**The exercise**: Take the line containing "Enumerate this screenshot's" and all lines after it to the end of the records, and output them exactly.
........
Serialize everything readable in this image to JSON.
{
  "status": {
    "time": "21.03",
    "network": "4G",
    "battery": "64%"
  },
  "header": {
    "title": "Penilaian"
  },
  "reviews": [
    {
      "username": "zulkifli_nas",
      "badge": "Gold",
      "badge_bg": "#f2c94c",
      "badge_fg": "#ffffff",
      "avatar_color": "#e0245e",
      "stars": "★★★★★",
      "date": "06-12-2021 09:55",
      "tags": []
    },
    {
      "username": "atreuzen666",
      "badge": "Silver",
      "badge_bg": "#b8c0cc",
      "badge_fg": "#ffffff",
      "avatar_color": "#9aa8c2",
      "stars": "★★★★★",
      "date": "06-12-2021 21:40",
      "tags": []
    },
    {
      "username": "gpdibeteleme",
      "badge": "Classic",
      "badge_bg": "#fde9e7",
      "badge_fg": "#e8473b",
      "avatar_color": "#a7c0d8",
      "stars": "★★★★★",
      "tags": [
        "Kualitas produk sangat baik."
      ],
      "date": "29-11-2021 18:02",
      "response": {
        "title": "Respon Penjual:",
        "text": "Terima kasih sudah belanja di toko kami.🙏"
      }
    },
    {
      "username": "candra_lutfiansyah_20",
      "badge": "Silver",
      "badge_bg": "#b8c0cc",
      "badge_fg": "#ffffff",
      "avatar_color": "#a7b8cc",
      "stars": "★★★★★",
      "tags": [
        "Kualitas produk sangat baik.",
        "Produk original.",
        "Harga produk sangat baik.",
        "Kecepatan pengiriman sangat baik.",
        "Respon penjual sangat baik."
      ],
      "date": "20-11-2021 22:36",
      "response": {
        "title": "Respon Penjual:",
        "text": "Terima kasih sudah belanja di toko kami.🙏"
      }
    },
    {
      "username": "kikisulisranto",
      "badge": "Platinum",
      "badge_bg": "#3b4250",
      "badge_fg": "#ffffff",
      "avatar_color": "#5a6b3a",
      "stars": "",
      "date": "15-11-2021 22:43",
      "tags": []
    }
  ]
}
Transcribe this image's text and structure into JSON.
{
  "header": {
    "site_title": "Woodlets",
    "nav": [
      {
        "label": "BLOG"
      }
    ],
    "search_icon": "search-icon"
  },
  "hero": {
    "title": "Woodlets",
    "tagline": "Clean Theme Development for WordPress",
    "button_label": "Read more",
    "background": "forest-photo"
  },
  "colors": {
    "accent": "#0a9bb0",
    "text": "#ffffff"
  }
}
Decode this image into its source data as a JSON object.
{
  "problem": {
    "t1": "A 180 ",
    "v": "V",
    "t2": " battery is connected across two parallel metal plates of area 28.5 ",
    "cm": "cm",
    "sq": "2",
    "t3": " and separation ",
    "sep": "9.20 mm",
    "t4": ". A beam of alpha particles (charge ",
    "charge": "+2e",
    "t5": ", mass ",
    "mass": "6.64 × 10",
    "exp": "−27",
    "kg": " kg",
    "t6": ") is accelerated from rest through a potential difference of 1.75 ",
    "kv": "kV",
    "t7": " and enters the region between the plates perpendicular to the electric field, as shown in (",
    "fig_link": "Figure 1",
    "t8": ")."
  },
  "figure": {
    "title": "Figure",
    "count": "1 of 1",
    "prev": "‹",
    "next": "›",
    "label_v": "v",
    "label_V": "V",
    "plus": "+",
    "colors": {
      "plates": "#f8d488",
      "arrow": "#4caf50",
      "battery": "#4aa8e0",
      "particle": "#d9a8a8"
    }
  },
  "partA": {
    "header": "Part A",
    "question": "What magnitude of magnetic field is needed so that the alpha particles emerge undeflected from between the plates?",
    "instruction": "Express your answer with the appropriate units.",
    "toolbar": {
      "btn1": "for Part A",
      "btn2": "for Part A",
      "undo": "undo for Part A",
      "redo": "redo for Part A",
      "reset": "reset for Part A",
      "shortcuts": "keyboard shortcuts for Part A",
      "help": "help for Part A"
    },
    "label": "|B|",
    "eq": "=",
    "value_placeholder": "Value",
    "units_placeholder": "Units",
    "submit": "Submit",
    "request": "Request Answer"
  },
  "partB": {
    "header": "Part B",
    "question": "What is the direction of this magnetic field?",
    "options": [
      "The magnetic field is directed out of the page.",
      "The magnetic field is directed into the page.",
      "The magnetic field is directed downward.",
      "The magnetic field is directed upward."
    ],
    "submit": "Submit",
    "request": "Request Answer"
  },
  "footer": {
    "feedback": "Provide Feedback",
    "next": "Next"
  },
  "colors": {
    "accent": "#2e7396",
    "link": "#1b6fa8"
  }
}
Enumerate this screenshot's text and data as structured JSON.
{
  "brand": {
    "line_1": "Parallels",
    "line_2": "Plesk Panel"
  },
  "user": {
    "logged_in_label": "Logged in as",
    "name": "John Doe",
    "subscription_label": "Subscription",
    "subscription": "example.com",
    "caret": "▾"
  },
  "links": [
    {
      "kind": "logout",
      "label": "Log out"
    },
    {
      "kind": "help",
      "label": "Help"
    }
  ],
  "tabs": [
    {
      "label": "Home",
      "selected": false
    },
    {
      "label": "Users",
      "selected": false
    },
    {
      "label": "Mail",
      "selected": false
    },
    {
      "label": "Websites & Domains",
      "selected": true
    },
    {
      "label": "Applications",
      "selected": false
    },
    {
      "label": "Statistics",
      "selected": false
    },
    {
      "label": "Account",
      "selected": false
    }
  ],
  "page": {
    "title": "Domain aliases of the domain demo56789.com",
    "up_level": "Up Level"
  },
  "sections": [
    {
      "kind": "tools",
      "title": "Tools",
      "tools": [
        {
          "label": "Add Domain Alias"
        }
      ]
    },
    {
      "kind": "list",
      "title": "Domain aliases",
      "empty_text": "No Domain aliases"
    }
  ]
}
........
**Result**:
Enumerate this screenshot's text and data as structured JSON.
{
  "brand": {
    "line_1": "Parallels",
    "line_2": "Plesk Panel"
  },
  "user": {
    "logged_in_label": "Logged in as",
    "name": "John Doe",
    "subscription_label": "Subscription",
    "subscription": "example.com",
    "caret": "▾"
  },
  "links": [
    {
      "kind": "logout",
      "label": "Log out"
    },
    {
      "kind": "help",
      "label": "Help"
    }
  ],
  "tabs": [
    {
      "label": "Home",
      "selected": false
    },
    {
      "label": "Users",
      "selected": false
    },
    {
      "label": "Mail",
      "selected": false
    },
    {
      "label": "Websites & Domains",
      "selected": true
    },
    {
      "label": "Applications",
      "selected": false
    },
    {
      "label": "Statistics",
      "selected": false
    },
    {
      "label": "Account",
      "selected": false
    }
  ],
  "page": {
    "title": "Domain aliases of the domain demo56789.com",
    "up_level": "Up Level"
  },
  "sections": [
    {
      "kind": "tools",
      "title": "Tools",
      "tools": [
        {
          "label": "Add Domain Alias"
        }
      ]
    },
    {
      "kind": "list",
      "title": "Domain aliases",
      "empty_text": "No Domain aliases"
    }
  ]
}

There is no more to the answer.